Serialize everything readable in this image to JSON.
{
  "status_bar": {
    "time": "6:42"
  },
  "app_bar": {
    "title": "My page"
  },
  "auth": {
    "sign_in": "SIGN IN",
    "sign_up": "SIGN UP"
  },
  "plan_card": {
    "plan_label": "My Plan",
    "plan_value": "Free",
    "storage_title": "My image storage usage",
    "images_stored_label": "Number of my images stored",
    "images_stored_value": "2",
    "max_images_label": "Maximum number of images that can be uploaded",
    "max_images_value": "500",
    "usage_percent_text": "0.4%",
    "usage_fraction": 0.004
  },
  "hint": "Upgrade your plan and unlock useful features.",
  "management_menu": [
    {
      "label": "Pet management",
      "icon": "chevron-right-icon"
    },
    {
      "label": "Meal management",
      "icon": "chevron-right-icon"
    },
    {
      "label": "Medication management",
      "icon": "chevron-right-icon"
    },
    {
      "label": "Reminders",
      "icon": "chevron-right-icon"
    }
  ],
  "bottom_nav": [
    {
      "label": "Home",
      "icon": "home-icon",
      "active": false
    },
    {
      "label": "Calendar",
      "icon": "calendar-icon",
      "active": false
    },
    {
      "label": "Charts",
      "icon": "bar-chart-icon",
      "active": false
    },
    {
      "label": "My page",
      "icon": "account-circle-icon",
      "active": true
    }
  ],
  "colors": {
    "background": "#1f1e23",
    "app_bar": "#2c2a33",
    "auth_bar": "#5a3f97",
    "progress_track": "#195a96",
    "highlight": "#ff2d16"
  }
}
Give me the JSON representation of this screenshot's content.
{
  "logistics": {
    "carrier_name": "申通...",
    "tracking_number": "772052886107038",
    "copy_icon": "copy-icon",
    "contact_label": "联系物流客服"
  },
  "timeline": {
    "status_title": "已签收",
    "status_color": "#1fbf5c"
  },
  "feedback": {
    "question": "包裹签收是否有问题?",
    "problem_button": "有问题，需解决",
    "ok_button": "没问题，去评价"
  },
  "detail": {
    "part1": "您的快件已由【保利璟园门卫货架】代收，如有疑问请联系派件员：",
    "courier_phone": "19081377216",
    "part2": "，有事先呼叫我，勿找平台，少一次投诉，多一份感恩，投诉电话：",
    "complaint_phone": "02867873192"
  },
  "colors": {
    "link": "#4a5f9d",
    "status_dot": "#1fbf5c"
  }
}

* * *

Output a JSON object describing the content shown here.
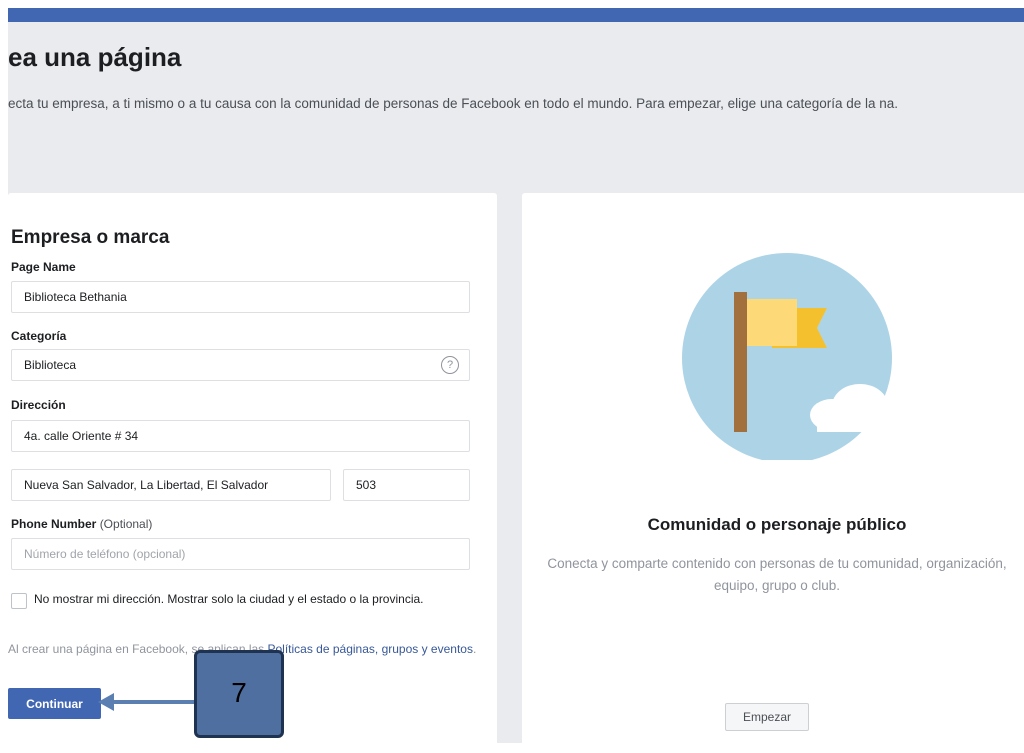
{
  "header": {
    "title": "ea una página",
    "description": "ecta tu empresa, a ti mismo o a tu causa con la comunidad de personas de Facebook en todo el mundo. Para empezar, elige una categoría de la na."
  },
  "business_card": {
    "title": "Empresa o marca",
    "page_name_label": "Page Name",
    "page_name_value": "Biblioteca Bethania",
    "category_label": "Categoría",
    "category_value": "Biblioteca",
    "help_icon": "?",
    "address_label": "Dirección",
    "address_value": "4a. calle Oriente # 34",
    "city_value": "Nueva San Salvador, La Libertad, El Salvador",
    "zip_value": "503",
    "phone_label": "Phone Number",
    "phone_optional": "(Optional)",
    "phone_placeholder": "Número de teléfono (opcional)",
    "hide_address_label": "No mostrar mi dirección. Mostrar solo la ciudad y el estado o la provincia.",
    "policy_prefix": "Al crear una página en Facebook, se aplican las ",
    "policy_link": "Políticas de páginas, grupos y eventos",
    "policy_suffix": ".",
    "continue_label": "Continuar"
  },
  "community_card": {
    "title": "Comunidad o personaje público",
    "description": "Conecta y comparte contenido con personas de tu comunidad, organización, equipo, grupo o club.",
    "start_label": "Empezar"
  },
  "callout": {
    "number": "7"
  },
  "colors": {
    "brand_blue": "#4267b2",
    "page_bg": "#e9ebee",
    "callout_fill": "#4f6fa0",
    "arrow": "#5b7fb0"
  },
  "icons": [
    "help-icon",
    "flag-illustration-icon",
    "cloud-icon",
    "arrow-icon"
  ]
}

**Requirement:** From the listing above, return each line with the word "personas".

**Reply to the exercise:**
    "description": "ecta tu empresa, a ti mismo o a tu causa con la comunidad de personas de Facebook en todo el mundo. Para empezar, elige una categoría de la na."
    "description": "Conecta y comparte contenido con personas de tu comunidad, organización, equipo, grupo o club.",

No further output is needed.